* _Data excerpts_
++++++++

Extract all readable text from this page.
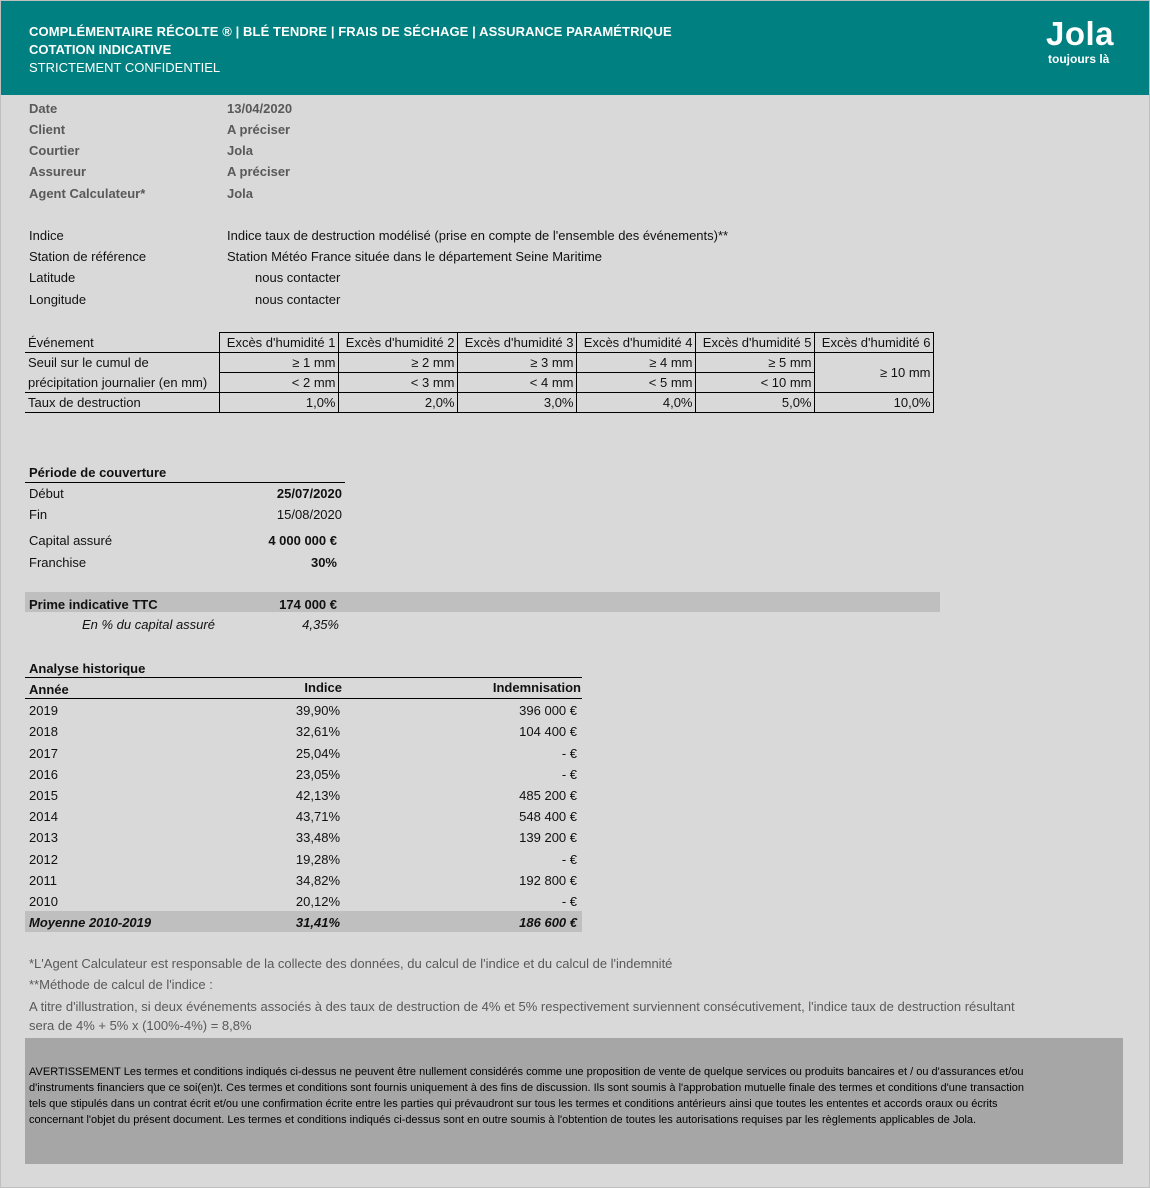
COMPLÉMENTAIRE RÉCOLTE ® | BLÉ TENDRE | FRAIS DE SÉCHAGE | ASSURANCE PARAMÉTRIQUE
COTATION INDICATIVE
STRICTEMENT CONFIDENTIEL
Jola
toujours là
Date	13/04/2020
Client	A préciser
Courtier	Jola
Assureur	A préciser
Agent Calculateur*	Jola
Indice	Indice taux de destruction modélisé (prise en compte de l'ensemble des événements)**
Station de référence	Station Météo France située dans le département Seine Maritime
Latitude	nous contacter
Longitude	nous contacter
Événement	Excès d'humidité 1	Excès d'humidité 2	Excès d'humidité 3	Excès d'humidité 4	Excès d'humidité 5	Excès d'humidité 6
Seuil sur le cumul de	≥ 1 mm	≥ 2 mm	≥ 3 mm	≥ 4 mm	≥ 5 mm	≥ 10 mm
précipitation journalier (en mm)	< 2 mm	< 3 mm	< 4 mm	< 5 mm	< 10 mm	
Taux de destruction	1,0%	2,0%	3,0%	4,0%	5,0%	10,0%
Période de couverture
Début	25/07/2020
Fin	15/08/2020
Capital assuré	4 000 000 €
Franchise	30%
Prime indicative TTC	174 000 €
En % du capital assuré	4,35%
Analyse historique
Année	Indice	Indemnisation
2019	39,90%	396 000 €
2018	32,61%	104 400 €
2017	25,04%	- €
2016	23,05%	- €
2015	42,13%	485 200 €
2014	43,71%	548 400 €
2013	33,48%	139 200 €
2012	19,28%	- €
2011	34,82%	192 800 €
2010	20,12%	- €
Moyenne 2010-2019	31,41%	186 600 €
*L'Agent Calculateur est responsable de la collecte des données, du calcul de l'indice et du calcul de l'indemnité
**Méthode de calcul de l'indice :
A titre d'illustration, si deux événements associés à des taux de destruction de 4% et 5% respectivement surviennent consécutivement, l'indice taux de destruction résultant
sera de 4% + 5% x (100%-4%) = 8,8%
AVERTISSEMENT Les termes et conditions indiqués ci-dessus ne peuvent être nullement considérés comme une proposition de vente de quelque services ou produits bancaires et / ou d'assurances et/ou d'instruments financiers que ce soi(en)t. Ces termes et conditions sont fournis uniquement à des fins de discussion. Ils sont soumis à l'approbation mutuelle finale des termes et conditions d'une transaction tels que stipulés dans un contrat écrit et/ou une confirmation écrite entre les parties qui prévaudront sur tous les termes et conditions antérieurs ainsi que toutes les ententes et accords oraux ou écrits concernant l'objet du présent document. Les termes et conditions indiqués ci-dessus sont en outre soumis à l'obtention de toutes les autorisations requises par les règlements applicables de Jola.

++++++++

* _What you should do_
Each line that has the word "dans" should be copied.

* _Finished task_
Station de référence	Station Météo France située dans le département Seine Maritime
AVERTISSEMENT Les termes et conditions indiqués ci-dessus ne peuvent être nullement considérés comme une proposition de vente de quelque services ou produits bancaires et / ou d'assurances et/ou d'instruments financiers que ce soi(en)t. Ces termes et conditions sont fournis uniquement à des fins de discussion. Ils sont soumis à l'approbation mutuelle finale des termes et conditions d'une transaction tels que stipulés dans un contrat écrit et/ou une confirmation écrite entre les parties qui prévaudront sur tous les termes et conditions antérieurs ainsi que toutes les ententes et accords oraux ou écrits concernant l'objet du présent document. Les termes et conditions indiqués ci-dessus sont en outre soumis à l'obtention de toutes les autorisations requises par les règlements applicables de Jola.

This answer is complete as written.